| Task goal |
Word for word, restate every line of the listing that follows.
═════ Exercise material
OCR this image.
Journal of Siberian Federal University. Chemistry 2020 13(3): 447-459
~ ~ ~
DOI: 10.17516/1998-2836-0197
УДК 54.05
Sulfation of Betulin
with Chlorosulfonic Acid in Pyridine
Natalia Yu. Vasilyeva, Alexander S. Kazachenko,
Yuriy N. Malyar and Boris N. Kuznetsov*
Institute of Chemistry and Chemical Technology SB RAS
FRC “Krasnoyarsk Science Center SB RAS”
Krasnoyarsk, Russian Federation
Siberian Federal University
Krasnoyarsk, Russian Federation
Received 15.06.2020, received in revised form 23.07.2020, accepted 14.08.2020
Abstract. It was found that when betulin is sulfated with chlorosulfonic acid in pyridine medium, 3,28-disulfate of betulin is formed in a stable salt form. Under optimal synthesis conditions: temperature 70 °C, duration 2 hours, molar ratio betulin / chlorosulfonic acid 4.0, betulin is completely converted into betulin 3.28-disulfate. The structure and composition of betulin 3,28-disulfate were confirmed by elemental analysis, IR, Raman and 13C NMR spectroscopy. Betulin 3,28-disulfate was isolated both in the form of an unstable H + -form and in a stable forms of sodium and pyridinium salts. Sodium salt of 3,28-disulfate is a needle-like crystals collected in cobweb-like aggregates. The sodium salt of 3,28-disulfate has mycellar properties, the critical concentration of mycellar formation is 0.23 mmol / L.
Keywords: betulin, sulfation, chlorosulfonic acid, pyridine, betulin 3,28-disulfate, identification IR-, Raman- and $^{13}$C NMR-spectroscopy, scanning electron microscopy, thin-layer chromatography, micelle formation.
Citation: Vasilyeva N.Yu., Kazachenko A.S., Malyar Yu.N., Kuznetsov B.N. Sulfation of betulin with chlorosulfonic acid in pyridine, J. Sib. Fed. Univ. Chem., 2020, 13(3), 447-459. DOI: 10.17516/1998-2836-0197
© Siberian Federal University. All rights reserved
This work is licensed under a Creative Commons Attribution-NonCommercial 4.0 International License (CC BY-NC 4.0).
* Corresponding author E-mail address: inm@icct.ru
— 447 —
══════════
| Exercise result |
OCR this image.
Journal of Siberian Federal University. Chemistry 2020 13(3): 447-459
~ ~ ~
DOI: 10.17516/1998-2836-0197
УДК 54.05
Sulfation of Betulin
with Chlorosulfonic Acid in Pyridine
Natalia Yu. Vasilyeva, Alexander S. Kazachenko,
Yuriy N. Malyar and Boris N. Kuznetsov*
Institute of Chemistry and Chemical Technology SB RAS
FRC “Krasnoyarsk Science Center SB RAS”
Krasnoyarsk, Russian Federation
Siberian Federal University
Krasnoyarsk, Russian Federation
Received 15.06.2020, received in revised form 23.07.2020, accepted 14.08.2020
Abstract. It was found that when betulin is sulfated with chlorosulfonic acid in pyridine medium, 3,28-disulfate of betulin is formed in a stable salt form. Under optimal synthesis conditions: temperature 70 °C, duration 2 hours, molar ratio betulin / chlorosulfonic acid 4.0, betulin is completely converted into betulin 3.28-disulfate. The structure and composition of betulin 3,28-disulfate were confirmed by elemental analysis, IR, Raman and 13C NMR spectroscopy. Betulin 3,28-disulfate was isolated both in the form of an unstable H + -form and in a stable forms of sodium and pyridinium salts. Sodium salt of 3,28-disulfate is a needle-like crystals collected in cobweb-like aggregates. The sodium salt of 3,28-disulfate has mycellar properties, the critical concentration of mycellar formation is 0.23 mmol / L.
Keywords: betulin, sulfation, chlorosulfonic acid, pyridine, betulin 3,28-disulfate, identification IR-, Raman- and $^{13}$C NMR-spectroscopy, scanning electron microscopy, thin-layer chromatography, micelle formation.
Citation: Vasilyeva N.Yu., Kazachenko A.S., Malyar Yu.N., Kuznetsov B.N. Sulfation of betulin with chlorosulfonic acid in pyridine, J. Sib. Fed. Univ. Chem., 2020, 13(3), 447-459. DOI: 10.17516/1998-2836-0197
© Siberian Federal University. All rights reserved
This work is licensed under a Creative Commons Attribution-NonCommercial 4.0 International License (CC BY-NC 4.0).
* Corresponding author E-mail address: inm@icct.ru
— 447 —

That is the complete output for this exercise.